• GOAL: The records below need retyping in full; give them again exactly.

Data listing

'''

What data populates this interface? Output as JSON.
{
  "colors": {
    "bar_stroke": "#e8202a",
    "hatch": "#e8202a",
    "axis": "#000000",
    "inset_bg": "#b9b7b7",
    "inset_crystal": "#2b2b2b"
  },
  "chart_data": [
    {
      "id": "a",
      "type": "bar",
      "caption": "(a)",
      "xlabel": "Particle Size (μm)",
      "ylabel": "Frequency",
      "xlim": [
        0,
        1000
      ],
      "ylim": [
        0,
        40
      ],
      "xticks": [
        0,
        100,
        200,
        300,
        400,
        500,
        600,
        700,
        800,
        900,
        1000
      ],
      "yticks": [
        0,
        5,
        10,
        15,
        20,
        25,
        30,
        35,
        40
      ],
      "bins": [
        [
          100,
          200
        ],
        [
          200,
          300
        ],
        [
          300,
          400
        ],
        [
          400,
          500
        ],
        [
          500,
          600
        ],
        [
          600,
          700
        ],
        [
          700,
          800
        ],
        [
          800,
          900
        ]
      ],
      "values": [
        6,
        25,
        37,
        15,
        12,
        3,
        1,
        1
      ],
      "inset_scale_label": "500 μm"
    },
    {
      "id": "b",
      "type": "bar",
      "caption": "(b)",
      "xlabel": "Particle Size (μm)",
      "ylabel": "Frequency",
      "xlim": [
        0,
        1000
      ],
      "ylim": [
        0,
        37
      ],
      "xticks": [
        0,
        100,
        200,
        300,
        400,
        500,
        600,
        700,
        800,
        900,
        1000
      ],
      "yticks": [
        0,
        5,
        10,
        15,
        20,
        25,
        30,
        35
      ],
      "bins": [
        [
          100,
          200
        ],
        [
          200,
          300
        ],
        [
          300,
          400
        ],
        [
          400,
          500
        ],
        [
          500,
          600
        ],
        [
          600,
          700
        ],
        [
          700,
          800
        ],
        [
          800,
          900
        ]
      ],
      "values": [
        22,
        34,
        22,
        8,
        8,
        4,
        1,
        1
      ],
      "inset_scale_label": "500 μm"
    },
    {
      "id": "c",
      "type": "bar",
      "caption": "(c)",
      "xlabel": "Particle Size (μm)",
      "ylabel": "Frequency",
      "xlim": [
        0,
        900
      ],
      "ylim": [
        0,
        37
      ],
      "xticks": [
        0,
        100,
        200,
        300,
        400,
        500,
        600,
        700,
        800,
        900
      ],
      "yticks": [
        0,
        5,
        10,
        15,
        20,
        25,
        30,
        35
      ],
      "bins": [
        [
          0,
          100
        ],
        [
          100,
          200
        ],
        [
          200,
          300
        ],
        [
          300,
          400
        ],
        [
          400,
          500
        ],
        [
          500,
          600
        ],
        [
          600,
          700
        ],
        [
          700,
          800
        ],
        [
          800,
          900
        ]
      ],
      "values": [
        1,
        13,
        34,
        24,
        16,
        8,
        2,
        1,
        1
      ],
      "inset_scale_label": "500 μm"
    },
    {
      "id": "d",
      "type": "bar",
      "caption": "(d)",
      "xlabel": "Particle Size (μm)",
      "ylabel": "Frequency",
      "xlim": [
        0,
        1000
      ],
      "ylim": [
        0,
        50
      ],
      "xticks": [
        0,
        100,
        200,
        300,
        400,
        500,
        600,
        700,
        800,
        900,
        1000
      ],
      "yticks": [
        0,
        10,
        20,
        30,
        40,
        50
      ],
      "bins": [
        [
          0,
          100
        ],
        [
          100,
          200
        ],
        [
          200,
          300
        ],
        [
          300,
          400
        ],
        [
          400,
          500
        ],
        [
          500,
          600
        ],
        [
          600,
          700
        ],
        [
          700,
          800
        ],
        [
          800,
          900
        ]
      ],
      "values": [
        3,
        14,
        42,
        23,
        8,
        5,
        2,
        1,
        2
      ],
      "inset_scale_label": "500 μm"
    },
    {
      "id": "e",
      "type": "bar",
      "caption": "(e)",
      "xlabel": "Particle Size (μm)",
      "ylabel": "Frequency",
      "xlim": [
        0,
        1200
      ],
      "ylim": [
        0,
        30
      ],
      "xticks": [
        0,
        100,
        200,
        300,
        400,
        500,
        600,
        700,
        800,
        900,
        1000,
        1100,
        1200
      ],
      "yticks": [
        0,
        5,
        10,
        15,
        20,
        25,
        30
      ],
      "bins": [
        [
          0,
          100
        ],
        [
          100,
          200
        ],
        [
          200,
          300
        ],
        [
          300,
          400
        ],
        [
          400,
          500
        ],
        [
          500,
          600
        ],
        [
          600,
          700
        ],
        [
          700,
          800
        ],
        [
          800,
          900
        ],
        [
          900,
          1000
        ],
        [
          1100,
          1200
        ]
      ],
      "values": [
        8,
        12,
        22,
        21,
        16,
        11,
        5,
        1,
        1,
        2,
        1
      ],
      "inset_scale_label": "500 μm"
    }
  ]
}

'''

• RESULT FOR THIS EXERCISE:
What data populates this interface? Output as JSON.
{
  "colors": {
    "bar_stroke": "#e8202a",
    "hatch": "#e8202a",
    "axis": "#000000",
    "inset_bg": "#b9b7b7",
    "inset_crystal": "#2b2b2b"
  },
  "chart_data": [
    {
      "id": "a",
      "type": "bar",
      "caption": "(a)",
      "xlabel": "Particle Size (μm)",
      "ylabel": "Frequency",
      "xlim": [
        0,
        1000
      ],
      "ylim": [
        0,
        40
      ],
      "xticks": [
        0,
        100,
        200,
        300,
        400,
        500,
        600,
        700,
        800,
        900,
        1000
      ],
      "yticks": [
        0,
        5,
        10,
        15,
        20,
        25,
        30,
        35,
        40
      ],
      "bins": [
        [
          100,
          200
        ],
        [
          200,
          300
        ],
        [
          300,
          400
        ],
        [
          400,
          500
        ],
        [
          500,
          600
        ],
        [
          600,
          700
        ],
        [
          700,
          800
        ],
        [
          800,
          900
        ]
      ],
      "values": [
        6,
        25,
        37,
        15,
        12,
        3,
        1,
        1
      ],
      "inset_scale_label": "500 μm"
    },
    {
      "id": "b",
      "type": "bar",
      "caption": "(b)",
      "xlabel": "Particle Size (μm)",
      "ylabel": "Frequency",
      "xlim": [
        0,
        1000
      ],
      "ylim": [
        0,
        37
      ],
      "xticks": [
        0,
        100,
        200,
        300,
        400,
        500,
        600,
        700,
        800,
        900,
        1000
      ],
      "yticks": [
        0,
        5,
        10,
        15,
        20,
        25,
        30,
        35
      ],
      "bins": [
        [
          100,
          200
        ],
        [
          200,
          300
        ],
        [
          300,
          400
        ],
        [
          400,
          500
        ],
        [
          500,
          600
        ],
        [
          600,
          700
        ],
        [
          700,
          800
        ],
        [
          800,
          900
        ]
      ],
      "values": [
        22,
        34,
        22,
        8,
        8,
        4,
        1,
        1
      ],
      "inset_scale_label": "500 μm"
    },
    {
      "id": "c",
      "type": "bar",
      "caption": "(c)",
      "xlabel": "Particle Size (μm)",
      "ylabel": "Frequency",
      "xlim": [
        0,
        900
      ],
      "ylim": [
        0,
        37
      ],
      "xticks": [
        0,
        100,
        200,
        300,
        400,
        500,
        600,
        700,
        800,
        900
      ],
      "yticks": [
        0,
        5,
        10,
        15,
        20,
        25,
        30,
        35
      ],
      "bins": [
        [
          0,
          100
        ],
        [
          100,
          200
        ],
        [
          200,
          300
        ],
        [
          300,
          400
        ],
        [
          400,
          500
        ],
        [
          500,
          600
        ],
        [
          600,
          700
        ],
        [
          700,
          800
        ],
        [
          800,
          900
        ]
      ],
      "values": [
        1,
        13,
        34,
        24,
        16,
        8,
        2,
        1,
        1
      ],
      "inset_scale_label": "500 μm"
    },
    {
      "id": "d",
      "type": "bar",
      "caption": "(d)",
      "xlabel": "Particle Size (μm)",
      "ylabel": "Frequency",
      "xlim": [
        0,
        1000
      ],
      "ylim": [
        0,
        50
      ],
      "xticks": [
        0,
        100,
        200,
        300,
        400,
        500,
        600,
        700,
        800,
        900,
        1000
      ],
      "yticks": [
        0,
        10,
        20,
        30,
        40,
        50
      ],
      "bins": [
        [
          0,
          100
        ],
        [
          100,
          200
        ],
        [
          200,
          300
        ],
        [
          300,
          400
        ],
        [
          400,
          500
        ],
        [
          500,
          600
        ],
        [
          600,
          700
        ],
        [
          700,
          800
        ],
        [
          800,
          900
        ]
      ],
      "values": [
        3,
        14,
        42,
        23,
        8,
        5,
        2,
        1,
        2
      ],
      "inset_scale_label": "500 μm"
    },
    {
      "id": "e",
      "type": "bar",
      "caption": "(e)",
      "xlabel": "Particle Size (μm)",
      "ylabel": "Frequency",
      "xlim": [
        0,
        1200
      ],
      "ylim": [
        0,
        30
      ],
      "xticks": [
        0,
        100,
        200,
        300,
        400,
        500,
        600,
        700,
        800,
        900,
        1000,
        1100,
        1200
      ],
      "yticks": [
        0,
        5,
        10,
        15,
        20,
        25,
        30
      ],
      "bins": [
        [
          0,
          100
        ],
        [
          100,
          200
        ],
        [
          200,
          300
        ],
        [
          300,
          400
        ],
        [
          400,
          500
        ],
        [
          500,
          600
        ],
        [
          600,
          700
        ],
        [
          700,
          800
        ],
        [
          800,
          900
        ],
        [
          900,
          1000
        ],
        [
          1100,
          1200
        ]
      ],
      "values": [
        8,
        12,
        22,
        21,
        16,
        11,
        5,
        1,
        1,
        2,
        1
      ],
      "inset_scale_label": "500 μm"
    }
  ]
}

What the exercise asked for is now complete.